Exercise details. Every line that contains the word "Главный" should be copied out.

==== Data section ====

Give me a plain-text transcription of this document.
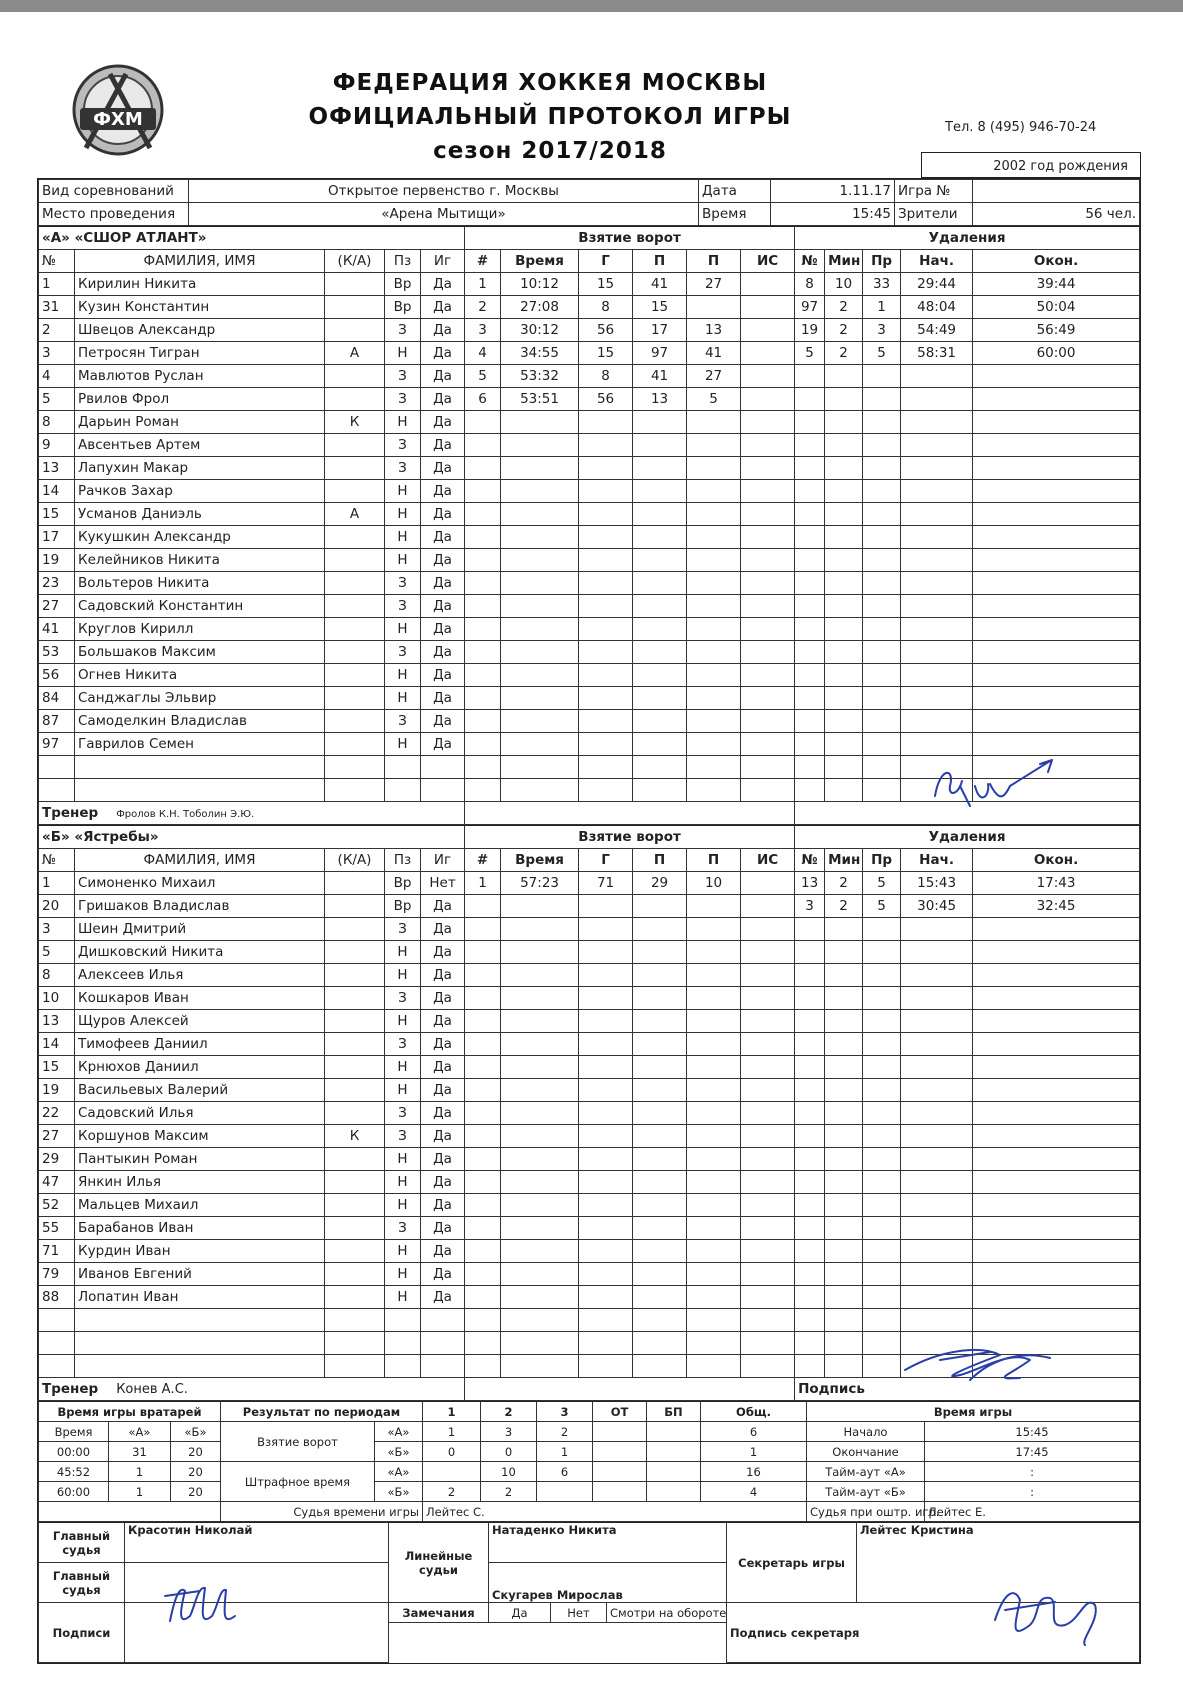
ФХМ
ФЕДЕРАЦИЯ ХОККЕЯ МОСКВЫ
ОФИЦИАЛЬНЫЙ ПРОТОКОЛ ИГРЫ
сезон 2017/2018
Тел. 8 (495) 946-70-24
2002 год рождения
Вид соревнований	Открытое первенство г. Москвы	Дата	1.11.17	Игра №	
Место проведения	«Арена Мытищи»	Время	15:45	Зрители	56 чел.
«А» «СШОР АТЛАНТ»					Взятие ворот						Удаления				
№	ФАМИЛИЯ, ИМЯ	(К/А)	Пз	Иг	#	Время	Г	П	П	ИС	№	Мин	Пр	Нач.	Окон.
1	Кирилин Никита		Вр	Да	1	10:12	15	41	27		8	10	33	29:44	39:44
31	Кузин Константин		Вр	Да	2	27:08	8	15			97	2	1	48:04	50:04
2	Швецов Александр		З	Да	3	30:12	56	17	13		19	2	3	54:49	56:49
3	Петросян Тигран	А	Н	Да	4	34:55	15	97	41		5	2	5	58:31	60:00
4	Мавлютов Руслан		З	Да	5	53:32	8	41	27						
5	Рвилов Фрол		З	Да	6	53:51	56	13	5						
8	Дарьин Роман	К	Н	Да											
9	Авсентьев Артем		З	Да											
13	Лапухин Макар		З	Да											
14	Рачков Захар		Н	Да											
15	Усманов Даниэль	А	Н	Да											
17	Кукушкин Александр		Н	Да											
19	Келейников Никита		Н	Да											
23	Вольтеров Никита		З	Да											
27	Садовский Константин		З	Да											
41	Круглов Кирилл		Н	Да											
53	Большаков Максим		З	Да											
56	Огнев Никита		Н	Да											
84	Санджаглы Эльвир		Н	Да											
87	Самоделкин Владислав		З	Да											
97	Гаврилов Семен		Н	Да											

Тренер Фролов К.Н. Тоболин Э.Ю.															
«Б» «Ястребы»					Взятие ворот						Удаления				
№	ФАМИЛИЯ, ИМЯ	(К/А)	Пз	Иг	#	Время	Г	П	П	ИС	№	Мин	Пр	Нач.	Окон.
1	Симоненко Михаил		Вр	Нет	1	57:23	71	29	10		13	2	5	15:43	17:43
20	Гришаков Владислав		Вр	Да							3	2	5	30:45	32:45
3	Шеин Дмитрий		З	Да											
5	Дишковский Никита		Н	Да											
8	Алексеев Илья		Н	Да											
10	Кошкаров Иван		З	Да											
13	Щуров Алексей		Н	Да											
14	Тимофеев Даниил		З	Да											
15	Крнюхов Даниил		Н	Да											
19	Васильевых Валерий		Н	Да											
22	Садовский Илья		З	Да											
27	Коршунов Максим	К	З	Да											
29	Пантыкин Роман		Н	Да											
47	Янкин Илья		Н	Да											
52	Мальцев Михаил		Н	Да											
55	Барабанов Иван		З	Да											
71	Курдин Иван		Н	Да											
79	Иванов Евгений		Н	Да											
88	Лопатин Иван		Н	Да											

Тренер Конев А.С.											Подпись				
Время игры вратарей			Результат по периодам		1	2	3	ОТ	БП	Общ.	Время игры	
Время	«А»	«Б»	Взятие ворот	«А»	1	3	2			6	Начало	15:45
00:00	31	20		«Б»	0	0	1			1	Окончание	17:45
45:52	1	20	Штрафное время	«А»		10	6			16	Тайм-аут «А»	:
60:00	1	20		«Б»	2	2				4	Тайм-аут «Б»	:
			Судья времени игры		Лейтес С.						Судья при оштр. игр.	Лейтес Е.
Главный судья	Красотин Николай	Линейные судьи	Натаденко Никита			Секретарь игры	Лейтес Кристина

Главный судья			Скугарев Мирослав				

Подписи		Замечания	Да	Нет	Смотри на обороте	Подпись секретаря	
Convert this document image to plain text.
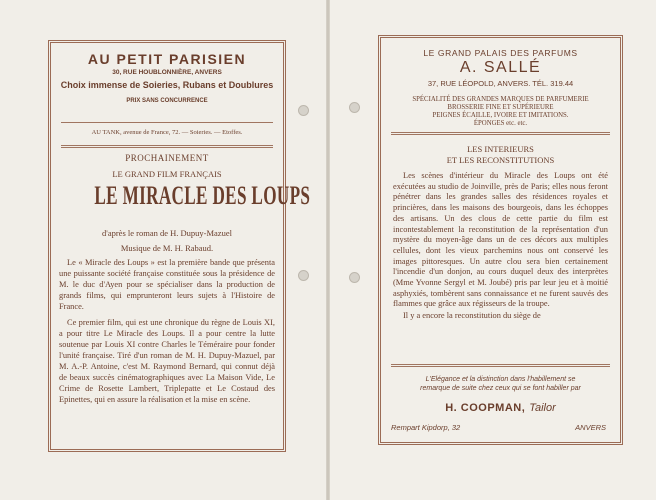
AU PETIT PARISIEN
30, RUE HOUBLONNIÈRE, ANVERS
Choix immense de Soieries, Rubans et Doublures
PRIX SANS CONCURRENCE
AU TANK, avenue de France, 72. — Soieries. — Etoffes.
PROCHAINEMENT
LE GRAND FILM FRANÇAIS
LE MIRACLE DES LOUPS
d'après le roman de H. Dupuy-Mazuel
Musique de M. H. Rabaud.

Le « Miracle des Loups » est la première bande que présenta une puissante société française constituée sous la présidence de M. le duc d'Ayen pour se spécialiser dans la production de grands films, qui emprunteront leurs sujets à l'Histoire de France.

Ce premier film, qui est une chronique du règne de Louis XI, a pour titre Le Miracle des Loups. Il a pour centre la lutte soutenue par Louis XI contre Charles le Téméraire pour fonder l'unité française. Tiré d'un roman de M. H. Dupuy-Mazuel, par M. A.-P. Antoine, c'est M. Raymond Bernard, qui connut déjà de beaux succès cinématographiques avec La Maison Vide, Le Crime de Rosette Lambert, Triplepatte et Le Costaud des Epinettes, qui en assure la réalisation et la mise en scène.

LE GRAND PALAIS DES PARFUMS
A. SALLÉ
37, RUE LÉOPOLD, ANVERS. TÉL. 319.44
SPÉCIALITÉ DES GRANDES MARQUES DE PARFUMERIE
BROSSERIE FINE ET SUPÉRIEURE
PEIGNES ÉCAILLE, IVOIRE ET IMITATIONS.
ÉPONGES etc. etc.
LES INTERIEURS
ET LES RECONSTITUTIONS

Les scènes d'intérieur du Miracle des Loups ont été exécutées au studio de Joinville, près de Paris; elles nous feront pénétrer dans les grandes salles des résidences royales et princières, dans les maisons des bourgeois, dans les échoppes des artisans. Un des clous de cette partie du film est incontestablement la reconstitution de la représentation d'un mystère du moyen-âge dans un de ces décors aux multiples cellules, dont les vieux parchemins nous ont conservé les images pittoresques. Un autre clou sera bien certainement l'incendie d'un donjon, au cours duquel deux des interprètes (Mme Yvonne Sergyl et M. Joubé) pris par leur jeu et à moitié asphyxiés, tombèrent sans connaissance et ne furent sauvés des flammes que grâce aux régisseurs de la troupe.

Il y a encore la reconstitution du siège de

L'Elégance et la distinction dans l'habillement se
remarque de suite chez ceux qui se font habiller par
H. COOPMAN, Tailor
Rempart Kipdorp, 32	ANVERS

====
==== Data section ====

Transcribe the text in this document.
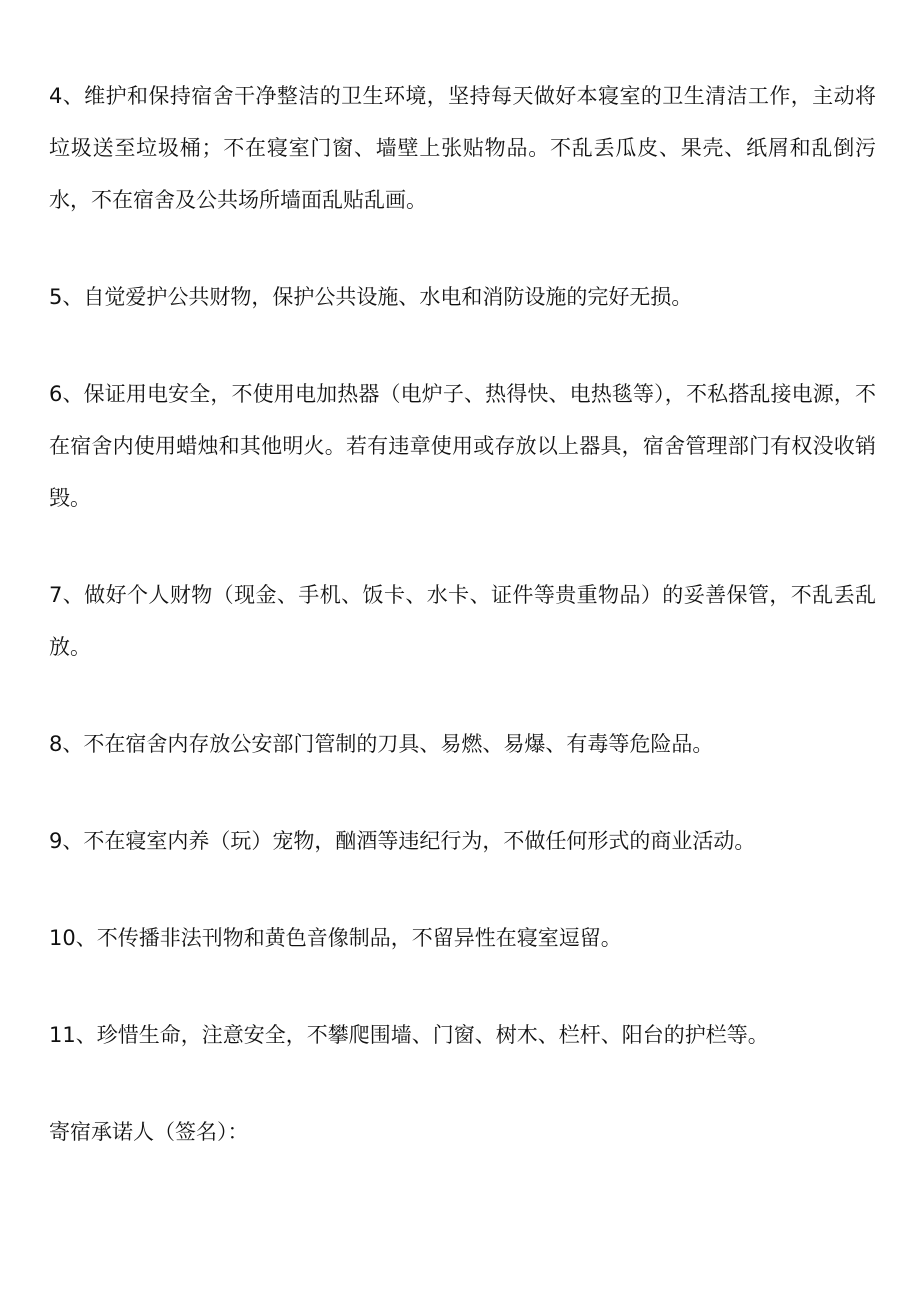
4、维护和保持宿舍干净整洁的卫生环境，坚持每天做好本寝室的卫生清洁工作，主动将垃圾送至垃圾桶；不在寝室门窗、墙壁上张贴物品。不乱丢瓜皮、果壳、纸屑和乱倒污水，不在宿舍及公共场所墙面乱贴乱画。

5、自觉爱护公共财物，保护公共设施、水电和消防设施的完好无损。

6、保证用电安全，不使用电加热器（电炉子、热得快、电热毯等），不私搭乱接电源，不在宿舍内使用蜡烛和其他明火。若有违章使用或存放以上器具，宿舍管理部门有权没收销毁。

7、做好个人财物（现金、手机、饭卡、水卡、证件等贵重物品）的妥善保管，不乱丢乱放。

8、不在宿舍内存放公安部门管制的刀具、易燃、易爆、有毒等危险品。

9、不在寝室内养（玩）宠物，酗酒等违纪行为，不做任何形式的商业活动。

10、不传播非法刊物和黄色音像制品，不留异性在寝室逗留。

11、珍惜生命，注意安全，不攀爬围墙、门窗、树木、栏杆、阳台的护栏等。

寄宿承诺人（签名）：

====

Answer in full.
Главный судья	Красотин Николай	Линейные судьи	Натаденко Никита			Секретарь игры	Лейтес Кристина
Главный судья			Скугарев Мирослав				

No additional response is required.